[Material for this exercise]:

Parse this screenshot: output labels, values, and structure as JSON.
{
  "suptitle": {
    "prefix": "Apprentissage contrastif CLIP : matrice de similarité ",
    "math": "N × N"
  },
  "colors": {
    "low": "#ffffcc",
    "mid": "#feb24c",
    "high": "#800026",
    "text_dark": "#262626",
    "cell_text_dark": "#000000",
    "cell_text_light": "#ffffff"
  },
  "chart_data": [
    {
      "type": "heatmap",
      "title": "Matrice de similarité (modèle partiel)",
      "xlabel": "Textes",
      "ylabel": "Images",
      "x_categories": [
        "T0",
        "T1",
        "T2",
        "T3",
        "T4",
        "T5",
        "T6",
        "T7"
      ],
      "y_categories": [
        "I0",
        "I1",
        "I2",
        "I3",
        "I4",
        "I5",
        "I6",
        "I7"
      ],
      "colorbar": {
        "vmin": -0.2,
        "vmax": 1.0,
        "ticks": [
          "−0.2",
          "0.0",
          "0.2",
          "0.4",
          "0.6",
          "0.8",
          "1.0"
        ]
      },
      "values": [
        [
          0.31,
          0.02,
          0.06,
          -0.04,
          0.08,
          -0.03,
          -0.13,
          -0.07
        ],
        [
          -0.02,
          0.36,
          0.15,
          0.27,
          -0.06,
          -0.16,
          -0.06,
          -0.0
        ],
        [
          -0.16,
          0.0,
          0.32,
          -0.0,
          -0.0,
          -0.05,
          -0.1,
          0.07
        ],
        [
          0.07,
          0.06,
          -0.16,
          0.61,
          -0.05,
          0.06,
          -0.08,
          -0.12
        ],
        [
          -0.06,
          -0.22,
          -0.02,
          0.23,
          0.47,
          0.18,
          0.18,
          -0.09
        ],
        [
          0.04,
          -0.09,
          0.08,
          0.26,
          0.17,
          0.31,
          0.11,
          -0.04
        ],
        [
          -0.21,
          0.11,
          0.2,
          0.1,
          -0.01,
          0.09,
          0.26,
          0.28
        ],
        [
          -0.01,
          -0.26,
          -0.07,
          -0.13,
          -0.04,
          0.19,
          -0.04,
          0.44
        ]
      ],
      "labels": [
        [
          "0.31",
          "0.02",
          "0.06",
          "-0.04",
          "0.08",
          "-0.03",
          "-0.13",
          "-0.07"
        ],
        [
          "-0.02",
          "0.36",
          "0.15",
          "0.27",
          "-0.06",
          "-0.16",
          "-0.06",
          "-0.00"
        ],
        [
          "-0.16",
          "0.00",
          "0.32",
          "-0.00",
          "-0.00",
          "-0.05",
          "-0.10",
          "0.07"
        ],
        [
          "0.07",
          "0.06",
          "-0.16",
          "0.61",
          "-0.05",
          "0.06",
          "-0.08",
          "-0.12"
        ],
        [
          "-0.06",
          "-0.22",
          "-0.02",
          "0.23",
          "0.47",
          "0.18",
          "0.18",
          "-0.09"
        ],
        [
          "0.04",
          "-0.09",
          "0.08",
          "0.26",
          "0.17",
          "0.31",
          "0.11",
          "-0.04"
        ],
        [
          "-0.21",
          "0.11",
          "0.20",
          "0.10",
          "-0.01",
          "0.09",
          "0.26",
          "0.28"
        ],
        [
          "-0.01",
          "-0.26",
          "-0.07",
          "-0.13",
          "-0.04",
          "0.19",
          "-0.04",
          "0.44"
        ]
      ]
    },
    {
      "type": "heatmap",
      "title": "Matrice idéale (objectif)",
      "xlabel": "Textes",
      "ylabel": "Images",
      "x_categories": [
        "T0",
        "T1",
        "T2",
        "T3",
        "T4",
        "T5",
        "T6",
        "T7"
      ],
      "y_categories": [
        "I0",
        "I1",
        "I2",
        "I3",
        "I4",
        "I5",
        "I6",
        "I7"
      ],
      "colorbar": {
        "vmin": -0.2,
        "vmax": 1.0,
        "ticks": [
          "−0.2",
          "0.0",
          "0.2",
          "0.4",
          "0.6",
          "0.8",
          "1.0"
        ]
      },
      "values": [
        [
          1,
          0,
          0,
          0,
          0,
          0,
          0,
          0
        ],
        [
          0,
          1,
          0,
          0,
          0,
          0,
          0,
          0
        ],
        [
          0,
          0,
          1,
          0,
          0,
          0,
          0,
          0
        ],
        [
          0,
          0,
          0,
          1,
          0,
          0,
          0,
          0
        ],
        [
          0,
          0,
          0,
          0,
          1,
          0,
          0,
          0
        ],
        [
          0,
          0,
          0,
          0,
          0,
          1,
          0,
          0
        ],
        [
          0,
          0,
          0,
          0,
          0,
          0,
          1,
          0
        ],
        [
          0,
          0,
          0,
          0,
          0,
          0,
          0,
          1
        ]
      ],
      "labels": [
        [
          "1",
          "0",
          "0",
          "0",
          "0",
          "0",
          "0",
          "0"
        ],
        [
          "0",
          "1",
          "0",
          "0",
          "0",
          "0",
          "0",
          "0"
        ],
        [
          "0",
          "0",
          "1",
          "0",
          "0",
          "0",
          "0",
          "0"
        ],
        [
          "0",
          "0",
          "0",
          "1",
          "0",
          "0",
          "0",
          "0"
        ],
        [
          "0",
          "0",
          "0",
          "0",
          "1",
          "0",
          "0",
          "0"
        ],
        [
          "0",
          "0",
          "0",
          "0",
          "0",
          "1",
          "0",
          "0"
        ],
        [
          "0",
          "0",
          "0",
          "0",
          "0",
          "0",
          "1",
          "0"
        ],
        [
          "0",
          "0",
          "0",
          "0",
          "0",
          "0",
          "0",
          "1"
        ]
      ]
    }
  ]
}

[Exercise directions]: Return every line exactly.

[The reply]:
Parse this screenshot: output labels, values, and structure as JSON.
{
  "suptitle": {
    "prefix": "Apprentissage contrastif CLIP : matrice de similarité ",
    "math": "N × N"
  },
  "colors": {
    "low": "#ffffcc",
    "mid": "#feb24c",
    "high": "#800026",
    "text_dark": "#262626",
    "cell_text_dark": "#000000",
    "cell_text_light": "#ffffff"
  },
  "chart_data": [
    {
      "type": "heatmap",
      "title": "Matrice de similarité (modèle partiel)",
      "xlabel": "Textes",
      "ylabel": "Images",
      "x_categories": [
        "T0",
        "T1",
        "T2",
        "T3",
        "T4",
        "T5",
        "T6",
        "T7"
      ],
      "y_categories": [
        "I0",
        "I1",
        "I2",
        "I3",
        "I4",
        "I5",
        "I6",
        "I7"
      ],
      "colorbar": {
        "vmin": -0.2,
        "vmax": 1.0,
        "ticks": [
          "−0.2",
          "0.0",
          "0.2",
          "0.4",
          "0.6",
          "0.8",
          "1.0"
        ]
      },
      "values": [
        [
          0.31,
          0.02,
          0.06,
          -0.04,
          0.08,
          -0.03,
          -0.13,
          -0.07
        ],
        [
          -0.02,
          0.36,
          0.15,
          0.27,
          -0.06,
          -0.16,
          -0.06,
          -0.0
        ],
        [
          -0.16,
          0.0,
          0.32,
          -0.0,
          -0.0,
          -0.05,
          -0.1,
          0.07
        ],
        [
          0.07,
          0.06,
          -0.16,
          0.61,
          -0.05,
          0.06,
          -0.08,
          -0.12
        ],
        [
          -0.06,
          -0.22,
          -0.02,
          0.23,
          0.47,
          0.18,
          0.18,
          -0.09
        ],
        [
          0.04,
          -0.09,
          0.08,
          0.26,
          0.17,
          0.31,
          0.11,
          -0.04
        ],
        [
          -0.21,
          0.11,
          0.2,
          0.1,
          -0.01,
          0.09,
          0.26,
          0.28
        ],
        [
          -0.01,
          -0.26,
          -0.07,
          -0.13,
          -0.04,
          0.19,
          -0.04,
          0.44
        ]
      ],
      "labels": [
        [
          "0.31",
          "0.02",
          "0.06",
          "-0.04",
          "0.08",
          "-0.03",
          "-0.13",
          "-0.07"
        ],
        [
          "-0.02",
          "0.36",
          "0.15",
          "0.27",
          "-0.06",
          "-0.16",
          "-0.06",
          "-0.00"
        ],
        [
          "-0.16",
          "0.00",
          "0.32",
          "-0.00",
          "-0.00",
          "-0.05",
          "-0.10",
          "0.07"
        ],
        [
          "0.07",
          "0.06",
          "-0.16",
          "0.61",
          "-0.05",
          "0.06",
          "-0.08",
          "-0.12"
        ],
        [
          "-0.06",
          "-0.22",
          "-0.02",
          "0.23",
          "0.47",
          "0.18",
          "0.18",
          "-0.09"
        ],
        [
          "0.04",
          "-0.09",
          "0.08",
          "0.26",
          "0.17",
          "0.31",
          "0.11",
          "-0.04"
        ],
        [
          "-0.21",
          "0.11",
          "0.20",
          "0.10",
          "-0.01",
          "0.09",
          "0.26",
          "0.28"
        ],
        [
          "-0.01",
          "-0.26",
          "-0.07",
          "-0.13",
          "-0.04",
          "0.19",
          "-0.04",
          "0.44"
        ]
      ]
    },
    {
      "type": "heatmap",
      "title": "Matrice idéale (objectif)",
      "xlabel": "Textes",
      "ylabel": "Images",
      "x_categories": [
        "T0",
        "T1",
        "T2",
        "T3",
        "T4",
        "T5",
        "T6",
        "T7"
      ],
      "y_categories": [
        "I0",
        "I1",
        "I2",
        "I3",
        "I4",
        "I5",
        "I6",
        "I7"
      ],
      "colorbar": {
        "vmin": -0.2,
        "vmax": 1.0,
        "ticks": [
          "−0.2",
          "0.0",
          "0.2",
          "0.4",
          "0.6",
          "0.8",
          "1.0"
        ]
      },
      "values": [
        [
          1,
          0,
          0,
          0,
          0,
          0,
          0,
          0
        ],
        [
          0,
          1,
          0,
          0,
          0,
          0,
          0,
          0
        ],
        [
          0,
          0,
          1,
          0,
          0,
          0,
          0,
          0
        ],
        [
          0,
          0,
          0,
          1,
          0,
          0,
          0,
          0
        ],
        [
          0,
          0,
          0,
          0,
          1,
          0,
          0,
          0
        ],
        [
          0,
          0,
          0,
          0,
          0,
          1,
          0,
          0
        ],
        [
          0,
          0,
          0,
          0,
          0,
          0,
          1,
          0
        ],
        [
          0,
          0,
          0,
          0,
          0,
          0,
          0,
          1
        ]
      ],
      "labels": [
        [
          "1",
          "0",
          "0",
          "0",
          "0",
          "0",
          "0",
          "0"
        ],
        [
          "0",
          "1",
          "0",
          "0",
          "0",
          "0",
          "0",
          "0"
        ],
        [
          "0",
          "0",
          "1",
          "0",
          "0",
          "0",
          "0",
          "0"
        ],
        [
          "0",
          "0",
          "0",
          "1",
          "0",
          "0",
          "0",
          "0"
        ],
        [
          "0",
          "0",
          "0",
          "0",
          "1",
          "0",
          "0",
          "0"
        ],
        [
          "0",
          "0",
          "0",
          "0",
          "0",
          "1",
          "0",
          "0"
        ],
        [
          "0",
          "0",
          "0",
          "0",
          "0",
          "0",
          "1",
          "0"
        ],
        [
          "0",
          "0",
          "0",
          "0",
          "0",
          "0",
          "0",
          "1"
        ]
      ]
    }
  ]
}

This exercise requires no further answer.